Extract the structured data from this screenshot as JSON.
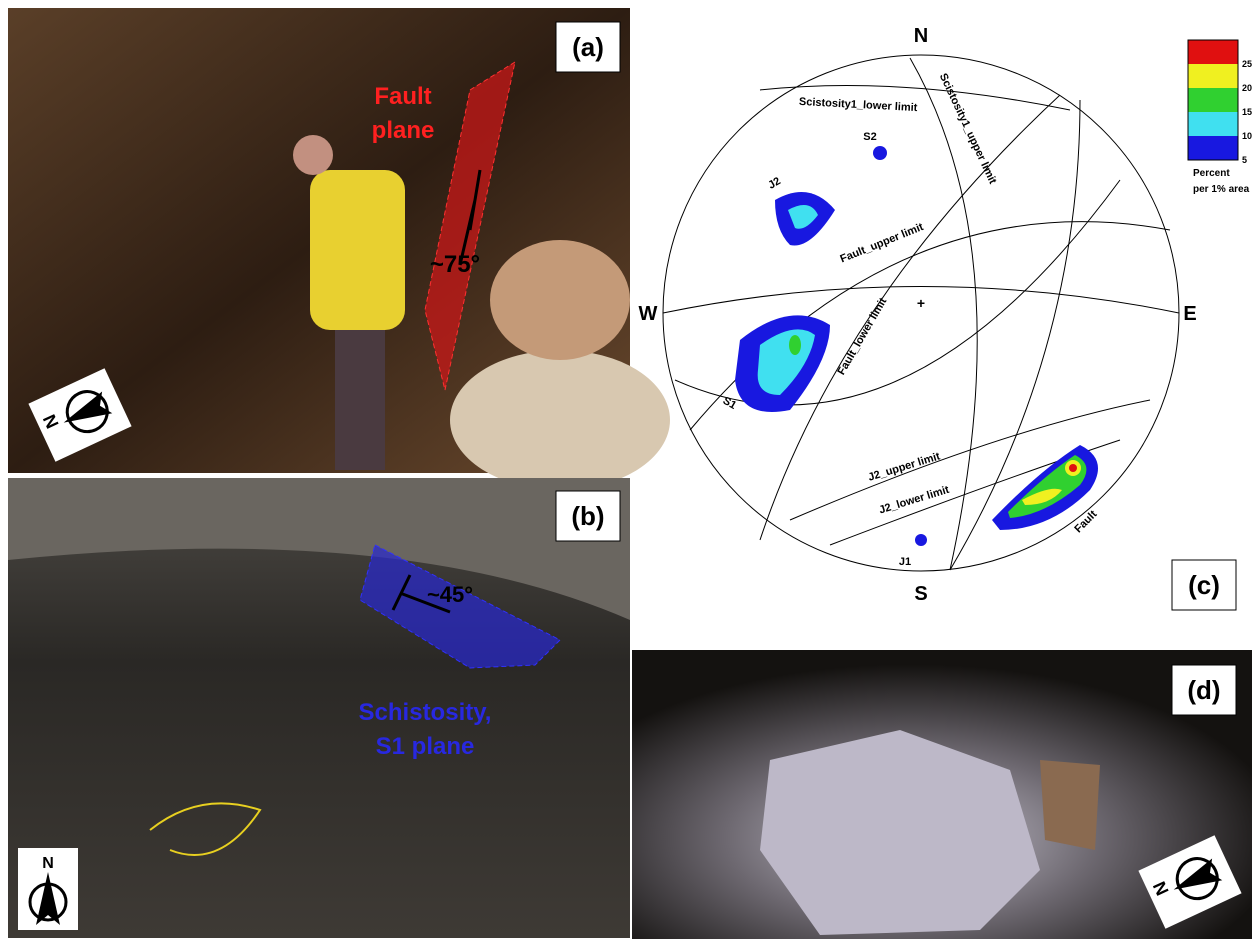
{
  "panels": {
    "a": {
      "label": "(a)",
      "annotations": [
        "Fault",
        "plane",
        "~75°"
      ],
      "north": "N"
    },
    "b": {
      "label": "(b)",
      "annotations": [
        "~45°",
        "Schistosity,",
        "S1  plane"
      ],
      "north": "N"
    },
    "c": {
      "label": "(c)"
    },
    "d": {
      "label": "(d)",
      "north": "N"
    }
  },
  "stereonet": {
    "directions": {
      "north": "N",
      "south": "S",
      "east": "E",
      "west": "W"
    },
    "labels": [
      "Scistosity1_lower limit",
      "Scistosity1_upper limit",
      "Fault_upper limit",
      "Fault_lower limit",
      "S1",
      "J2_upper limit",
      "J2_lower limit",
      "Fault",
      "S2",
      "J2",
      "J1"
    ],
    "legend": {
      "ticks": [
        25,
        20,
        15,
        10,
        5
      ],
      "title": "Percent",
      "subtitle": "per 1% area"
    }
  }
}
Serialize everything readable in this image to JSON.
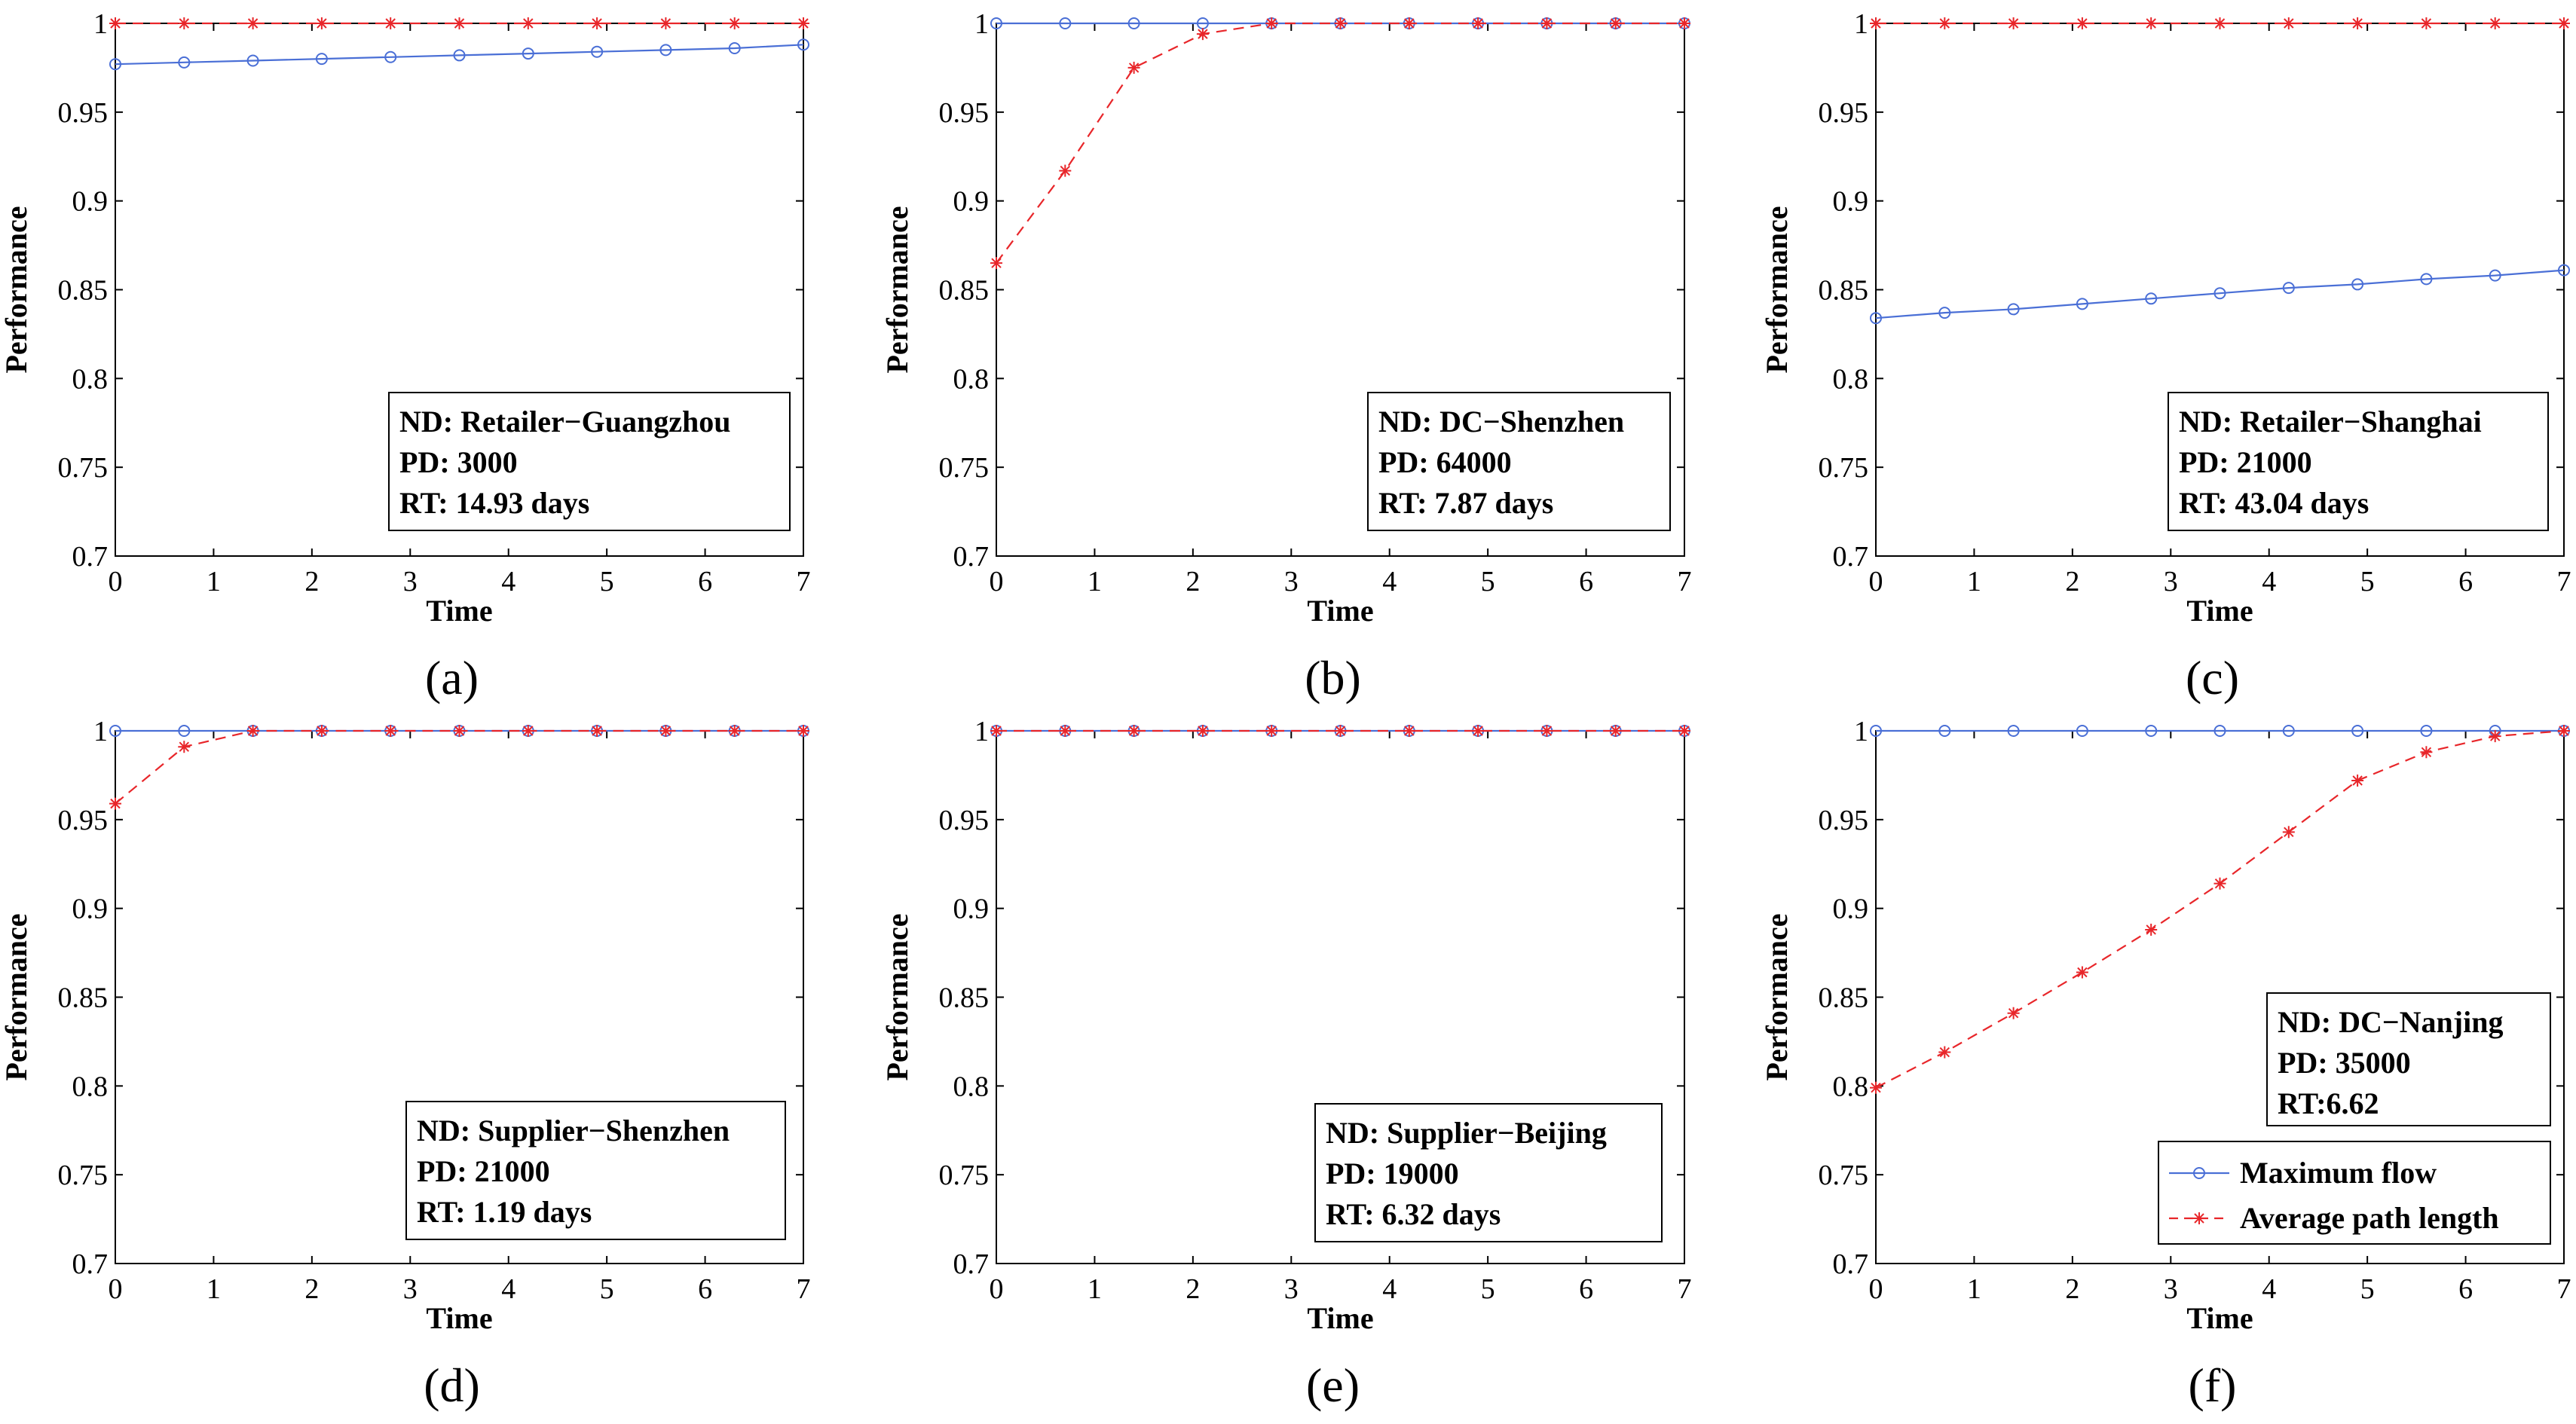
{
  "figure": {
    "colors": {
      "maximum_flow": "#4a6fd6",
      "average_path_length": "#e8262a"
    },
    "legend": {
      "maximum_flow": "Maximum flow",
      "average_path_length": "Average path length"
    },
    "x_ticks": [
      "0",
      "1",
      "2",
      "3",
      "4",
      "5",
      "6",
      "7"
    ],
    "y_ticks": [
      "0.7",
      "0.75",
      "0.8",
      "0.85",
      "0.9",
      "0.95",
      "1"
    ]
  },
  "chart_data": [
    {
      "type": "line",
      "caption": "(a)",
      "xlabel": "Time",
      "ylabel": "Performance",
      "xlim": [
        0,
        7
      ],
      "ylim": [
        0.7,
        1
      ],
      "annotation": [
        "ND: Retailer−Guangzhou",
        "PD: 3000",
        "RT: 14.93 days"
      ],
      "x": [
        0,
        0.7,
        1.4,
        2.1,
        2.8,
        3.5,
        4.2,
        4.9,
        5.6,
        6.3,
        7
      ],
      "series": [
        {
          "key": "maximum_flow",
          "values": [
            0.977,
            0.978,
            0.979,
            0.98,
            0.981,
            0.982,
            0.983,
            0.984,
            0.985,
            0.986,
            0.988
          ]
        },
        {
          "key": "average_path_length",
          "values": [
            1,
            1,
            1,
            1,
            1,
            1,
            1,
            1,
            1,
            1,
            1
          ]
        }
      ]
    },
    {
      "type": "line",
      "caption": "(b)",
      "xlabel": "Time",
      "ylabel": "Performance",
      "xlim": [
        0,
        7
      ],
      "ylim": [
        0.7,
        1
      ],
      "annotation": [
        "ND: DC−Shenzhen",
        "PD: 64000",
        "RT: 7.87 days"
      ],
      "x": [
        0,
        0.7,
        1.4,
        2.1,
        2.8,
        3.5,
        4.2,
        4.9,
        5.6,
        6.3,
        7
      ],
      "series": [
        {
          "key": "maximum_flow",
          "values": [
            1,
            1,
            1,
            1,
            1,
            1,
            1,
            1,
            1,
            1,
            1
          ]
        },
        {
          "key": "average_path_length",
          "values": [
            0.865,
            0.917,
            0.975,
            0.994,
            1,
            1,
            1,
            1,
            1,
            1,
            1
          ]
        }
      ]
    },
    {
      "type": "line",
      "caption": "(c)",
      "xlabel": "Time",
      "ylabel": "Performance",
      "xlim": [
        0,
        7
      ],
      "ylim": [
        0.7,
        1
      ],
      "annotation": [
        "ND: Retailer−Shanghai",
        "PD: 21000",
        "RT: 43.04 days"
      ],
      "x": [
        0,
        0.7,
        1.4,
        2.1,
        2.8,
        3.5,
        4.2,
        4.9,
        5.6,
        6.3,
        7
      ],
      "series": [
        {
          "key": "maximum_flow",
          "values": [
            0.834,
            0.837,
            0.839,
            0.842,
            0.845,
            0.848,
            0.851,
            0.853,
            0.856,
            0.858,
            0.861
          ]
        },
        {
          "key": "average_path_length",
          "values": [
            1,
            1,
            1,
            1,
            1,
            1,
            1,
            1,
            1,
            1,
            1
          ]
        }
      ]
    },
    {
      "type": "line",
      "caption": "(d)",
      "xlabel": "Time",
      "ylabel": "Performance",
      "xlim": [
        0,
        7
      ],
      "ylim": [
        0.7,
        1
      ],
      "annotation": [
        "ND: Supplier−Shenzhen",
        "PD: 21000",
        "RT: 1.19 days"
      ],
      "x": [
        0,
        0.7,
        1.4,
        2.1,
        2.8,
        3.5,
        4.2,
        4.9,
        5.6,
        6.3,
        7
      ],
      "series": [
        {
          "key": "maximum_flow",
          "values": [
            1,
            1,
            1,
            1,
            1,
            1,
            1,
            1,
            1,
            1,
            1
          ]
        },
        {
          "key": "average_path_length",
          "values": [
            0.959,
            0.991,
            1,
            1,
            1,
            1,
            1,
            1,
            1,
            1,
            1
          ]
        }
      ]
    },
    {
      "type": "line",
      "caption": "(e)",
      "xlabel": "Time",
      "ylabel": "Performance",
      "xlim": [
        0,
        7
      ],
      "ylim": [
        0.7,
        1
      ],
      "annotation": [
        "ND: Supplier−Beijing",
        "PD: 19000",
        "RT: 6.32 days"
      ],
      "x": [
        0,
        0.7,
        1.4,
        2.1,
        2.8,
        3.5,
        4.2,
        4.9,
        5.6,
        6.3,
        7
      ],
      "series": [
        {
          "key": "maximum_flow",
          "values": [
            1,
            1,
            1,
            1,
            1,
            1,
            1,
            1,
            1,
            1,
            1
          ]
        },
        {
          "key": "average_path_length",
          "values": [
            1,
            1,
            1,
            1,
            1,
            1,
            1,
            1,
            1,
            1,
            1
          ]
        }
      ]
    },
    {
      "type": "line",
      "caption": "(f)",
      "xlabel": "Time",
      "ylabel": "Performance",
      "xlim": [
        0,
        7
      ],
      "ylim": [
        0.7,
        1
      ],
      "annotation": [
        "ND: DC−Nanjing",
        "PD: 35000",
        "RT:6.62"
      ],
      "legend": [
        "Maximum flow",
        "Average path length"
      ],
      "legend_position": "bottom-right",
      "x": [
        0,
        0.7,
        1.4,
        2.1,
        2.8,
        3.5,
        4.2,
        4.9,
        5.6,
        6.3,
        7
      ],
      "series": [
        {
          "key": "maximum_flow",
          "values": [
            1,
            1,
            1,
            1,
            1,
            1,
            1,
            1,
            1,
            1,
            1
          ]
        },
        {
          "key": "average_path_length",
          "values": [
            0.799,
            0.819,
            0.841,
            0.864,
            0.888,
            0.914,
            0.943,
            0.972,
            0.988,
            0.997,
            1
          ]
        }
      ]
    }
  ]
}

^^^^^^^^

Wherever "JSON" shows up in a line, copy that line.

Extract the structured data from this screenshot as JSON.
Serialize everything readable in this image to JSON.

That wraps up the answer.